Each entry below should be written out exactly as it is, with no pictures.

— START OF INFORMATION SHOWN —

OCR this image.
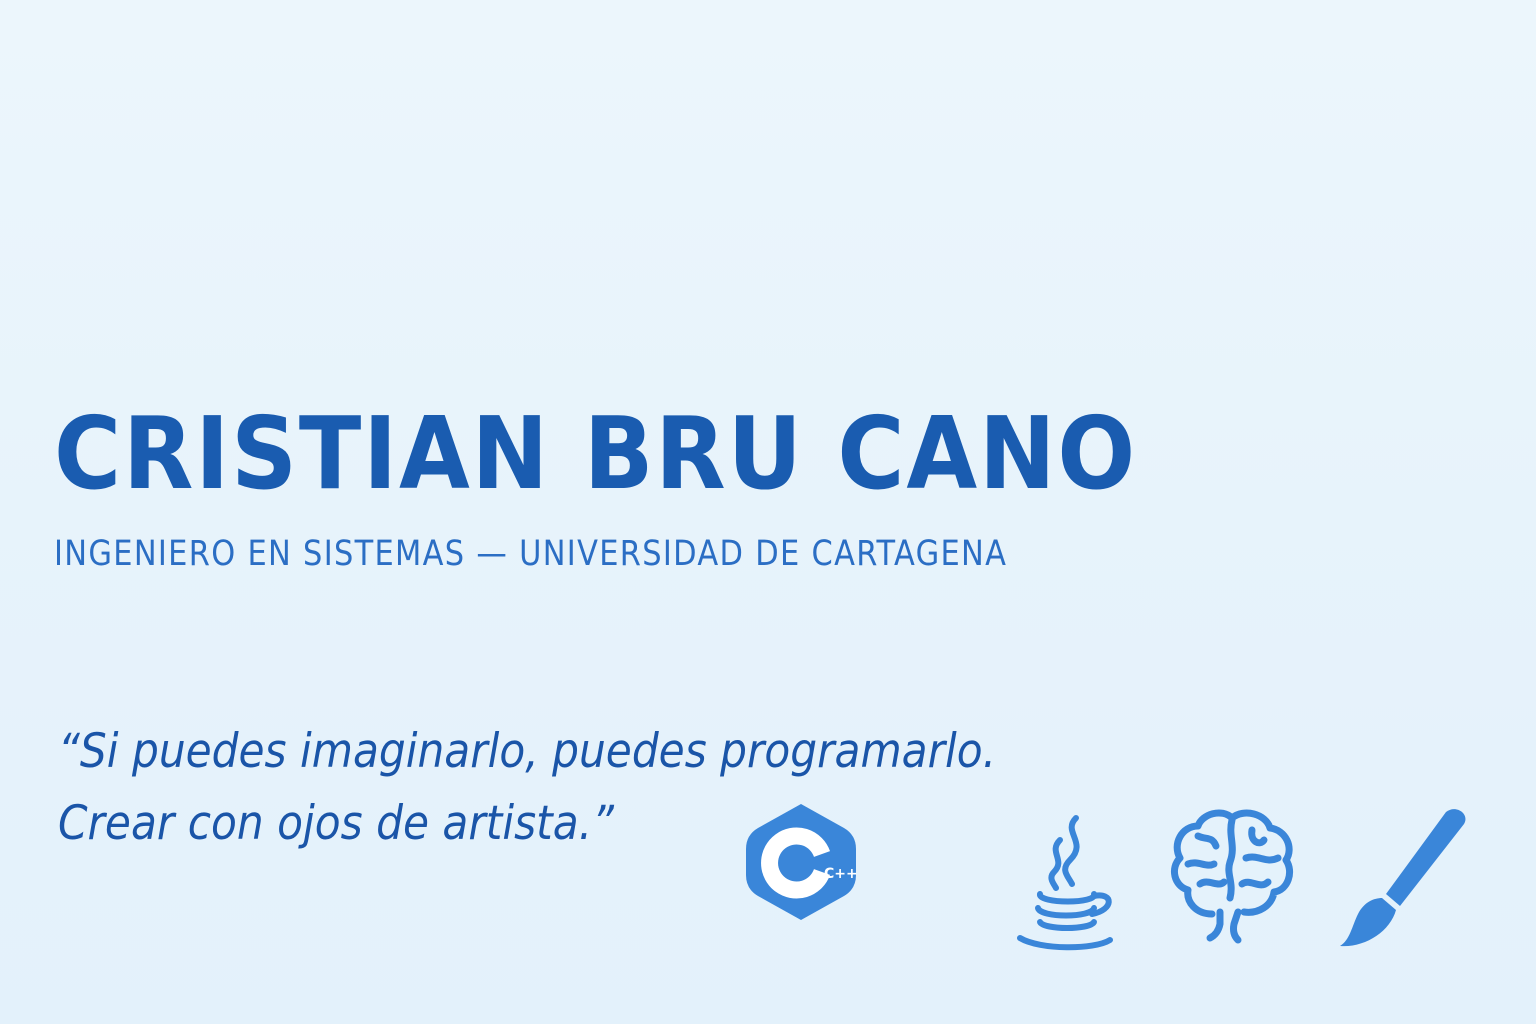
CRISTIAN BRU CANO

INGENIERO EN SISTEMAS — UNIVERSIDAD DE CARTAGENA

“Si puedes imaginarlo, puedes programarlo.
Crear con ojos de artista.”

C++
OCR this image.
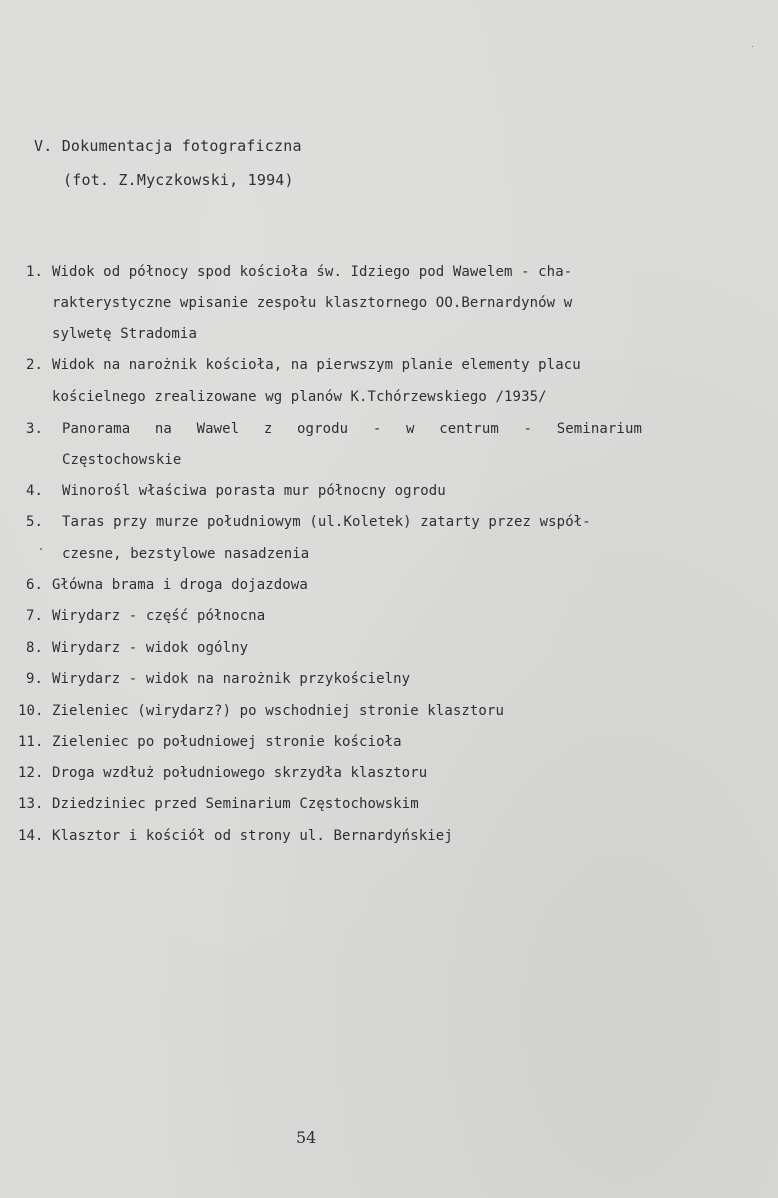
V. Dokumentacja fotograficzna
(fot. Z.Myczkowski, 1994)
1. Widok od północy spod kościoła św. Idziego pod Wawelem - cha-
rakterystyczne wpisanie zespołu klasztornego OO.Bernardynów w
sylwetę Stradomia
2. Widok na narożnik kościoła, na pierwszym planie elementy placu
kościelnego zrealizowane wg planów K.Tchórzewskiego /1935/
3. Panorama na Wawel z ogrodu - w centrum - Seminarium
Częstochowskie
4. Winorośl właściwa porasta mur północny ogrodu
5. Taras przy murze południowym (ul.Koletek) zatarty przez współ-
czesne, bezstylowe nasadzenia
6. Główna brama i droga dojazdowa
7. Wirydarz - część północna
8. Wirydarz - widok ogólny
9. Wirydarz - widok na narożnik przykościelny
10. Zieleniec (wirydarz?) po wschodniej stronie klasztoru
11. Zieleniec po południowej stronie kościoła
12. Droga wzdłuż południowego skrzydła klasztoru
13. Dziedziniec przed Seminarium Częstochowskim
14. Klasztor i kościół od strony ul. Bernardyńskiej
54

— END OF INFORMATION SHOWN —

--- TASK ANSWER ---
OCR this image.
CRISTIAN BRU CANO

INGENIERO EN SISTEMAS — UNIVERSIDAD DE CARTAGENA

“Si puedes imaginarlo, puedes programarlo.
Crear con ojos de artista.”

C++
OCR this image.
V. Dokumentacja fotograficzna
(fot. Z.Myczkowski, 1994)
1. Widok od północy spod kościoła św. Idziego pod Wawelem - cha-
rakterystyczne wpisanie zespołu klasztornego OO.Bernardynów w
sylwetę Stradomia
2. Widok na narożnik kościoła, na pierwszym planie elementy placu
kościelnego zrealizowane wg planów K.Tchórzewskiego /1935/
3. Panorama na Wawel z ogrodu - w centrum - Seminarium
Częstochowskie
4. Winorośl właściwa porasta mur północny ogrodu
5. Taras przy murze południowym (ul.Koletek) zatarty przez współ-
czesne, bezstylowe nasadzenia
6. Główna brama i droga dojazdowa
7. Wirydarz - część północna
8. Wirydarz - widok ogólny
9. Wirydarz - widok na narożnik przykościelny
10. Zieleniec (wirydarz?) po wschodniej stronie klasztoru
11. Zieleniec po południowej stronie kościoła
12. Droga wzdłuż południowego skrzydła klasztoru
13. Dziedziniec przed Seminarium Częstochowskim
14. Klasztor i kościół od strony ul. Bernardyńskiej
54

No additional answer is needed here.